* _Task objective_
Extract all of the entries and set them down verbatim.

——

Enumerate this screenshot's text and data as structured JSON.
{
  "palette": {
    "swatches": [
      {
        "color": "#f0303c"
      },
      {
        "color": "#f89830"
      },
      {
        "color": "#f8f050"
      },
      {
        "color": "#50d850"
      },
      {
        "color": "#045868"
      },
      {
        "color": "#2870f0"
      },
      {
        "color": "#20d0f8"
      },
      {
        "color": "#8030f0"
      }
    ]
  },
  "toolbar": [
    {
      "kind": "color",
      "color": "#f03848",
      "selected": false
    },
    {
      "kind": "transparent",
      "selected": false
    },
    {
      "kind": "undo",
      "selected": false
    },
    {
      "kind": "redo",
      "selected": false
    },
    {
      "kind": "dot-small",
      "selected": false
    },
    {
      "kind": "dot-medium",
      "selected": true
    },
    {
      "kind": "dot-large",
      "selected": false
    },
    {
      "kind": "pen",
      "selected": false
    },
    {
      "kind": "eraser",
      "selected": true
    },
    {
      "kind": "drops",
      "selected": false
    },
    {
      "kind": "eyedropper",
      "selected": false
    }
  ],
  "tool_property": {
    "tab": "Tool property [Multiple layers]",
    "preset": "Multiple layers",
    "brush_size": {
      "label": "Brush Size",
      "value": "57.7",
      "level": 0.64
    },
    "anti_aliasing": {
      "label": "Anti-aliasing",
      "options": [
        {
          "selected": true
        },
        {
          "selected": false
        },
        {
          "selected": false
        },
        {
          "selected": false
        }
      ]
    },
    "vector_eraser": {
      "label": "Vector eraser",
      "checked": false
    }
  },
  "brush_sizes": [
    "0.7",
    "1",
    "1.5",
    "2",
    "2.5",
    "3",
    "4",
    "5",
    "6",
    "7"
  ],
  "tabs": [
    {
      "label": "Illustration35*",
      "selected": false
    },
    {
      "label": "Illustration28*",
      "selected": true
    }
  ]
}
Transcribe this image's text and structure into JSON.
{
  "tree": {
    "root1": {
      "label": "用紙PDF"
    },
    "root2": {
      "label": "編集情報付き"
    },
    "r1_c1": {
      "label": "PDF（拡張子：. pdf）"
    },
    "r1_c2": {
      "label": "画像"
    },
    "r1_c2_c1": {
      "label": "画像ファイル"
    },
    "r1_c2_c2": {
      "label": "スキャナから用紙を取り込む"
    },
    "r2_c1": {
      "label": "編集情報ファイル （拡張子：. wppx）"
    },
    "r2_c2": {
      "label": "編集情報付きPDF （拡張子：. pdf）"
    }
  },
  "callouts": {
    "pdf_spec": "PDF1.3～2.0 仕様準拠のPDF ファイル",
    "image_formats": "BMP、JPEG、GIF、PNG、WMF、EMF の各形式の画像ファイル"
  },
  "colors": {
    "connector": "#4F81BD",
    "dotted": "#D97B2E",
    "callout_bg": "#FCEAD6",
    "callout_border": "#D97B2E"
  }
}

——

* _Expected answer_
Enumerate this screenshot's text and data as structured JSON.
{
  "palette": {
    "swatches": [
      {
        "color": "#f0303c"
      },
      {
        "color": "#f89830"
      },
      {
        "color": "#f8f050"
      },
      {
        "color": "#50d850"
      },
      {
        "color": "#045868"
      },
      {
        "color": "#2870f0"
      },
      {
        "color": "#20d0f8"
      },
      {
        "color": "#8030f0"
      }
    ]
  },
  "toolbar": [
    {
      "kind": "color",
      "color": "#f03848",
      "selected": false
    },
    {
      "kind": "transparent",
      "selected": false
    },
    {
      "kind": "undo",
      "selected": false
    },
    {
      "kind": "redo",
      "selected": false
    },
    {
      "kind": "dot-small",
      "selected": false
    },
    {
      "kind": "dot-medium",
      "selected": true
    },
    {
      "kind": "dot-large",
      "selected": false
    },
    {
      "kind": "pen",
      "selected": false
    },
    {
      "kind": "eraser",
      "selected": true
    },
    {
      "kind": "drops",
      "selected": false
    },
    {
      "kind": "eyedropper",
      "selected": false
    }
  ],
  "tool_property": {
    "tab": "Tool property [Multiple layers]",
    "preset": "Multiple layers",
    "brush_size": {
      "label": "Brush Size",
      "value": "57.7",
      "level": 0.64
    },
    "anti_aliasing": {
      "label": "Anti-aliasing",
      "options": [
        {
          "selected": true
        },
        {
          "selected": false
        },
        {
          "selected": false
        },
        {
          "selected": false
        }
      ]
    },
    "vector_eraser": {
      "label": "Vector eraser",
      "checked": false
    }
  },
  "brush_sizes": [
    "0.7",
    "1",
    "1.5",
    "2",
    "2.5",
    "3",
    "4",
    "5",
    "6",
    "7"
  ],
  "tabs": [
    {
      "label": "Illustration35*",
      "selected": false
    },
    {
      "label": "Illustration28*",
      "selected": true
    }
  ]
}
Transcribe this image's text and structure into JSON.
{
  "tree": {
    "root1": {
      "label": "用紙PDF"
    },
    "root2": {
      "label": "編集情報付き"
    },
    "r1_c1": {
      "label": "PDF（拡張子：. pdf）"
    },
    "r1_c2": {
      "label": "画像"
    },
    "r1_c2_c1": {
      "label": "画像ファイル"
    },
    "r1_c2_c2": {
      "label": "スキャナから用紙を取り込む"
    },
    "r2_c1": {
      "label": "編集情報ファイル （拡張子：. wppx）"
    },
    "r2_c2": {
      "label": "編集情報付きPDF （拡張子：. pdf）"
    }
  },
  "callouts": {
    "pdf_spec": "PDF1.3～2.0 仕様準拠のPDF ファイル",
    "image_formats": "BMP、JPEG、GIF、PNG、WMF、EMF の各形式の画像ファイル"
  },
  "colors": {
    "connector": "#4F81BD",
    "dotted": "#D97B2E",
    "callout_bg": "#FCEAD6",
    "callout_border": "#D97B2E"
  }
}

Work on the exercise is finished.